• **WHAT THE EXERCISE ASKS**
Show every line in the records below that contains the word "JSON".

---*---

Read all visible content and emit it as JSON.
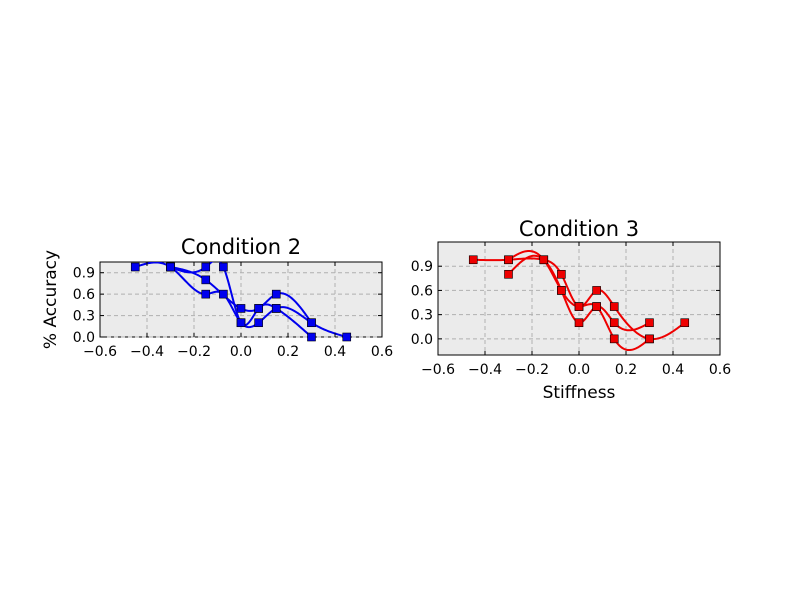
{
  "chart_data": [
    {
      "type": "line",
      "title": "Condition 2",
      "xlabel": "",
      "ylabel": "% Accuracy",
      "xlim": [
        -0.6,
        0.6
      ],
      "ylim": [
        0.0,
        1.05
      ],
      "xticks": [
        "−0.6",
        "−0.4",
        "−0.2",
        "0.0",
        "0.2",
        "0.4",
        "0.6"
      ],
      "yticks": [
        "0.0",
        "0.3",
        "0.6",
        "0.9"
      ],
      "grid": true,
      "color": "#0000ee",
      "marker": "square",
      "series": [
        {
          "x": [
            -0.3,
            -0.15,
            0.0,
            0.075,
            0.15,
            0.3
          ],
          "y": [
            0.98,
            0.8,
            0.4,
            0.4,
            0.6,
            0.2
          ]
        },
        {
          "x": [
            -0.45,
            -0.3,
            -0.15,
            -0.075,
            0.0,
            0.075,
            0.15,
            0.3,
            0.45
          ],
          "y": [
            0.98,
            0.98,
            0.6,
            0.6,
            0.2,
            0.2,
            0.4,
            0.2,
            0.0
          ]
        },
        {
          "x": [
            -0.3,
            -0.15,
            -0.075,
            0.0,
            0.075,
            0.15,
            0.3
          ],
          "y": [
            0.98,
            0.98,
            0.98,
            0.2,
            0.4,
            0.4,
            0.0
          ]
        }
      ]
    },
    {
      "type": "line",
      "title": "Condition 3",
      "xlabel": "Stiffness",
      "ylabel": "",
      "xlim": [
        -0.6,
        0.6
      ],
      "ylim": [
        -0.2,
        1.2
      ],
      "xticks": [
        "−0.6",
        "−0.4",
        "−0.2",
        "0.0",
        "0.2",
        "0.4",
        "0.6"
      ],
      "yticks": [
        "0.0",
        "0.3",
        "0.6",
        "0.9"
      ],
      "grid": true,
      "color": "#ee0000",
      "marker": "square",
      "series": [
        {
          "x": [
            -0.45,
            -0.3,
            -0.15,
            -0.075,
            0.0,
            0.075,
            0.15,
            0.3,
            0.45
          ],
          "y": [
            0.98,
            0.98,
            0.98,
            0.8,
            0.4,
            0.6,
            0.4,
            0.0,
            0.2
          ]
        },
        {
          "x": [
            -0.3,
            -0.15,
            -0.075,
            0.0,
            0.075,
            0.15,
            0.3
          ],
          "y": [
            0.8,
            0.98,
            0.6,
            0.2,
            0.4,
            0.2,
            0.2
          ]
        },
        {
          "x": [
            -0.3,
            -0.15,
            -0.075,
            0.0,
            0.075,
            0.15,
            0.3
          ],
          "y": [
            0.98,
            0.98,
            0.6,
            0.4,
            0.4,
            0.0,
            0.0
          ]
        }
      ]
    }
  ]
}
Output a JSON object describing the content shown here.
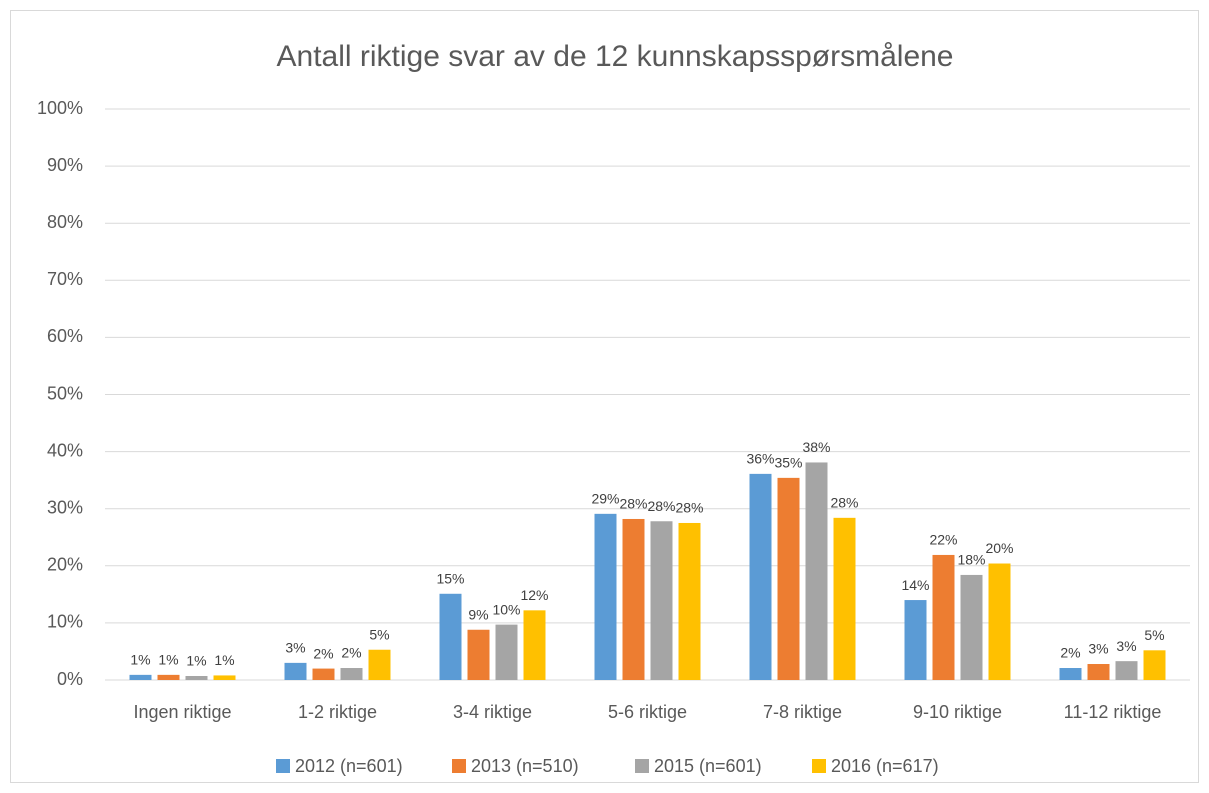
{
  "chart_data": {
    "type": "bar",
    "title": "Antall riktige svar av de 12 kunnskapsspørsmålene",
    "categories": [
      "Ingen riktige",
      "1-2 riktige",
      "3-4 riktige",
      "5-6 riktige",
      "7-8 riktige",
      "9-10 riktige",
      "11-12 riktige"
    ],
    "series": [
      {
        "name": "2012 (n=601)",
        "color": "#5b9bd5",
        "values": [
          0.9,
          3.0,
          15.1,
          29.1,
          36.1,
          14.0,
          2.1
        ],
        "value_labels": [
          "1%",
          "3%",
          "15%",
          "29%",
          "36%",
          "14%",
          "2%"
        ]
      },
      {
        "name": "2013 (n=510)",
        "color": "#ed7d31",
        "values": [
          0.9,
          2.0,
          8.8,
          28.2,
          35.4,
          21.9,
          2.8
        ],
        "value_labels": [
          "1%",
          "2%",
          "9%",
          "28%",
          "35%",
          "22%",
          "3%"
        ]
      },
      {
        "name": "2015 (n=601)",
        "color": "#a5a5a5",
        "values": [
          0.7,
          2.1,
          9.7,
          27.8,
          38.1,
          18.4,
          3.3
        ],
        "value_labels": [
          "1%",
          "2%",
          "10%",
          "28%",
          "38%",
          "18%",
          "3%"
        ]
      },
      {
        "name": "2016 (n=617)",
        "color": "#ffc000",
        "values": [
          0.8,
          5.3,
          12.2,
          27.5,
          28.4,
          20.4,
          5.2
        ],
        "value_labels": [
          "1%",
          "5%",
          "12%",
          "28%",
          "28%",
          "20%",
          "5%"
        ]
      }
    ],
    "ylim": [
      0,
      100
    ],
    "yticks": [
      {
        "value": 0,
        "label": "0%"
      },
      {
        "value": 10,
        "label": "10%"
      },
      {
        "value": 20,
        "label": "20%"
      },
      {
        "value": 30,
        "label": "30%"
      },
      {
        "value": 40,
        "label": "40%"
      },
      {
        "value": 50,
        "label": "50%"
      },
      {
        "value": 60,
        "label": "60%"
      },
      {
        "value": 70,
        "label": "70%"
      },
      {
        "value": 80,
        "label": "80%"
      },
      {
        "value": 90,
        "label": "90%"
      },
      {
        "value": 100,
        "label": "100%"
      }
    ],
    "grid": true,
    "legend": "bottom"
  }
}
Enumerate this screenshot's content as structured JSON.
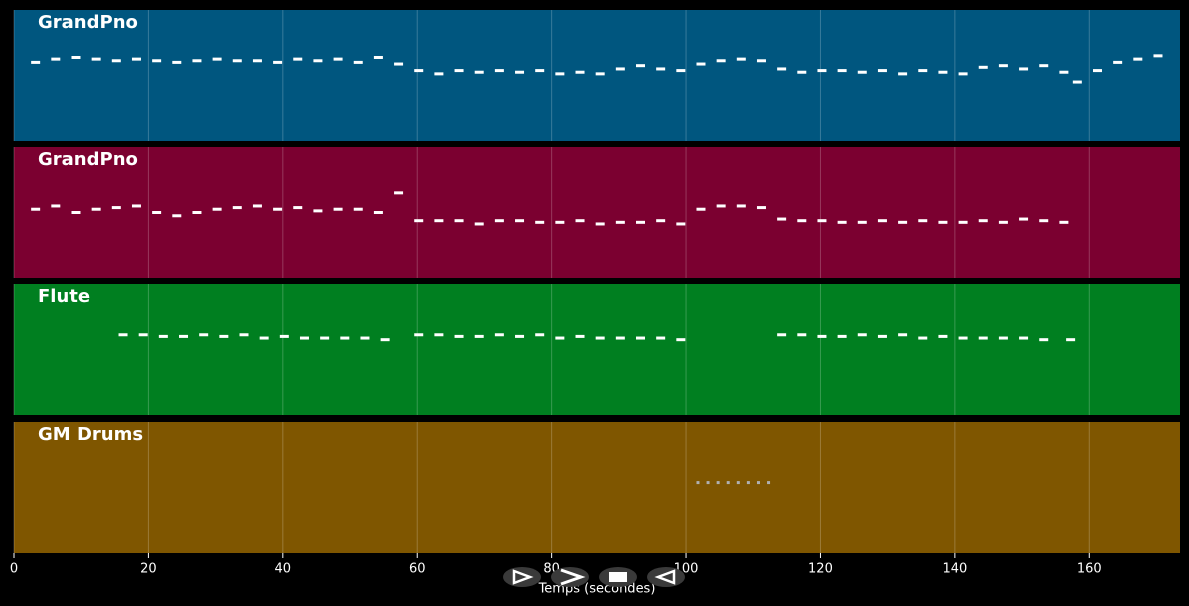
{
  "chart_data": {
    "type": "pianoroll",
    "xlim": [
      0,
      173.5
    ],
    "xticks": [
      0,
      20,
      40,
      60,
      80,
      100,
      120,
      140,
      160
    ],
    "grid": true,
    "xlabel": "Temps (secondes)",
    "tracks": [
      {
        "name": "GrandPno",
        "color": "#00567f",
        "note_color": "#ffffff",
        "ylim": [
          20,
          100
        ],
        "x": [
          3,
          6,
          9,
          12,
          15,
          18,
          21,
          24,
          27,
          30,
          33,
          36,
          39,
          42,
          45,
          48,
          51,
          54,
          57,
          60,
          63,
          66,
          69,
          72,
          75,
          78,
          81,
          84,
          87,
          90,
          93,
          96,
          99,
          102,
          105,
          108,
          111,
          114,
          117,
          120,
          123,
          126,
          129,
          132,
          135,
          138,
          141,
          144,
          147,
          150,
          153,
          156,
          158,
          161,
          164,
          167,
          170
        ],
        "y": [
          68,
          70,
          71,
          70,
          69,
          70,
          69,
          68,
          69,
          70,
          69,
          69,
          68,
          70,
          69,
          70,
          68,
          71,
          67,
          63,
          61,
          63,
          62,
          63,
          62,
          63,
          61,
          62,
          61,
          64,
          66,
          64,
          63,
          67,
          69,
          70,
          69,
          64,
          62,
          63,
          63,
          62,
          63,
          61,
          63,
          62,
          61,
          65,
          66,
          64,
          66,
          62,
          56,
          63,
          68,
          70,
          72
        ]
      },
      {
        "name": "GrandPno",
        "color": "#7b0030",
        "note_color": "#ffffff",
        "ylim": [
          20,
          100
        ],
        "x": [
          3,
          6,
          9,
          12,
          15,
          18,
          21,
          24,
          27,
          30,
          33,
          36,
          39,
          42,
          45,
          48,
          51,
          54,
          57,
          60,
          63,
          66,
          69,
          72,
          75,
          78,
          81,
          84,
          87,
          90,
          93,
          96,
          99,
          102,
          105,
          108,
          111,
          114,
          117,
          120,
          123,
          126,
          129,
          132,
          135,
          138,
          141,
          144,
          147,
          150,
          153,
          156
        ],
        "y": [
          62,
          64,
          60,
          62,
          63,
          64,
          60,
          58,
          60,
          62,
          63,
          64,
          62,
          63,
          61,
          62,
          62,
          60,
          72,
          55,
          55,
          55,
          53,
          55,
          55,
          54,
          54,
          55,
          53,
          54,
          54,
          55,
          53,
          62,
          64,
          64,
          63,
          56,
          55,
          55,
          54,
          54,
          55,
          54,
          55,
          54,
          54,
          55,
          54,
          56,
          55,
          54
        ]
      },
      {
        "name": "Flute",
        "color": "#007f20",
        "note_color": "#ffffff",
        "ylim": [
          20,
          100
        ],
        "x": [
          16,
          19,
          22,
          25,
          28,
          31,
          34,
          37,
          40,
          43,
          46,
          49,
          52,
          55,
          60,
          63,
          66,
          69,
          72,
          75,
          78,
          81,
          84,
          87,
          90,
          93,
          96,
          99,
          114,
          117,
          120,
          123,
          126,
          129,
          132,
          135,
          138,
          141,
          144,
          147,
          150,
          153,
          157
        ],
        "y": [
          69,
          69,
          68,
          68,
          69,
          68,
          69,
          67,
          68,
          67,
          67,
          67,
          67,
          66,
          69,
          69,
          68,
          68,
          69,
          68,
          69,
          67,
          68,
          67,
          67,
          67,
          67,
          66,
          69,
          69,
          68,
          68,
          69,
          68,
          69,
          67,
          68,
          67,
          67,
          67,
          67,
          66,
          66
        ]
      },
      {
        "name": "GM Drums",
        "color": "#7f5600",
        "note_color": "#b0b0b0",
        "ylim": [
          20,
          100
        ],
        "x": [
          102,
          103.5,
          105,
          106.5,
          108,
          109.5,
          111,
          112.5
        ],
        "y": [
          63,
          63,
          63,
          63,
          63,
          63,
          63,
          63
        ]
      }
    ]
  }
}
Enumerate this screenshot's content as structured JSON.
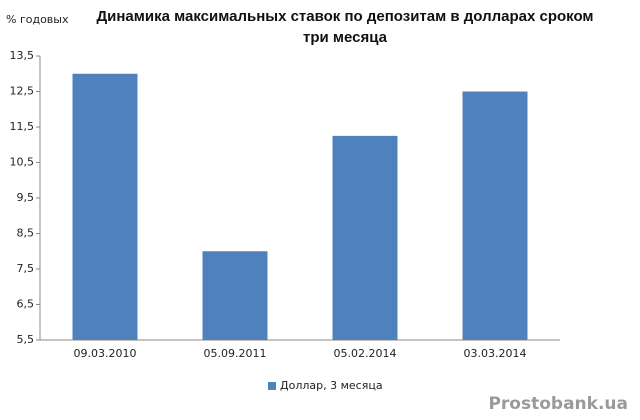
{
  "chart_data": {
    "type": "bar",
    "title": "Динамика максимальных ставок по депозитам  в долларах  сроком три месяца",
    "y_label": "% годовых",
    "categories": [
      "09.03.2010",
      "05.09.2011",
      "05.02.2014",
      "03.03.2014"
    ],
    "series": [
      {
        "name": "Доллар, 3 месяца",
        "color": "#4f81bd",
        "values": [
          13.0,
          8.0,
          11.25,
          12.5
        ]
      }
    ],
    "ylim": [
      5.5,
      13.5
    ],
    "yticks": [
      {
        "value": 5.5,
        "label": "5,5"
      },
      {
        "value": 6.5,
        "label": "6,5"
      },
      {
        "value": 7.5,
        "label": "7,5"
      },
      {
        "value": 8.5,
        "label": "8,5"
      },
      {
        "value": 9.5,
        "label": "9,5"
      },
      {
        "value": 10.5,
        "label": "10,5"
      },
      {
        "value": 11.5,
        "label": "11,5"
      },
      {
        "value": 12.5,
        "label": "12,5"
      },
      {
        "value": 13.5,
        "label": "13,5"
      }
    ],
    "grid": false,
    "legend": "bottom",
    "watermark": "Prostobank.ua"
  }
}
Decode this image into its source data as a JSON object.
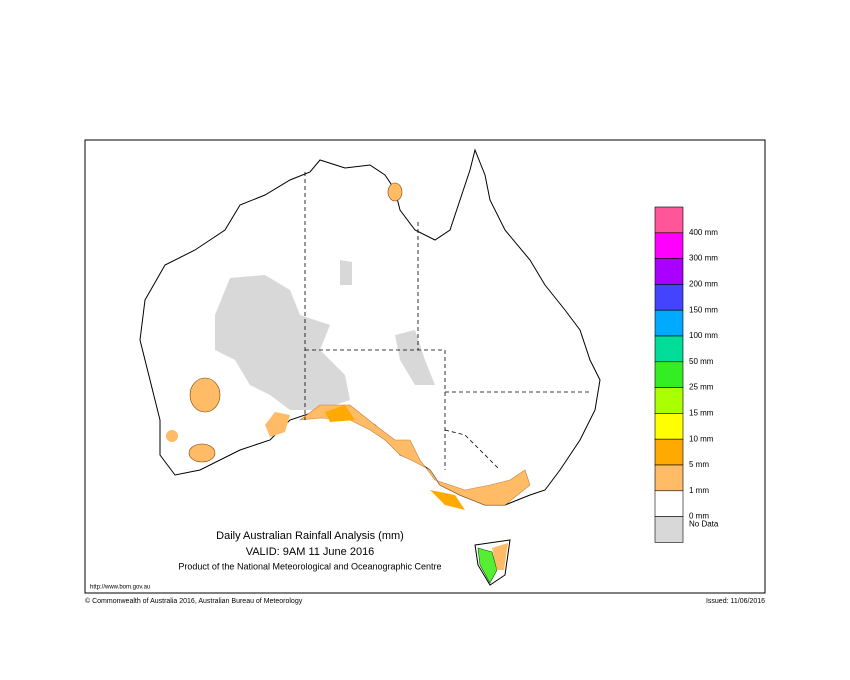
{
  "title": "Daily Australian Rainfall Analysis (mm)",
  "valid": "VALID: 9AM 11 June 2016",
  "product": "Product of the National Meteorological and Oceanographic Centre",
  "url": "http://www.bom.gov.au",
  "copyright": "© Commonwealth of Australia 2016, Australian Bureau of Meteorology",
  "issued": "Issued: 11/06/2016",
  "legend": {
    "colors": [
      "#ff5599",
      "#ff00ff",
      "#aa00ff",
      "#4444ff",
      "#00aaff",
      "#00dd99",
      "#33ee22",
      "#aaff00",
      "#ffff00",
      "#ffaa00",
      "#ffbb66",
      "#ffffff",
      "#d8d8d8"
    ],
    "labels": [
      "400 mm",
      "300 mm",
      "200 mm",
      "150 mm",
      "100 mm",
      "50 mm",
      "25 mm",
      "15 mm",
      "10 mm",
      "5 mm",
      "1 mm",
      "0 mm"
    ],
    "no_data": "No Data"
  }
}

---*---

• **ANSWER TO THE EXERCISE**
Read all visible content and emit it as JSON.
Output a JSON object describing the content shown here.
Enumerate this screenshot's content as structured JSON.
Enumerate this screenshot's content as structured JSON.
Decode this image into its source data as a JSON object.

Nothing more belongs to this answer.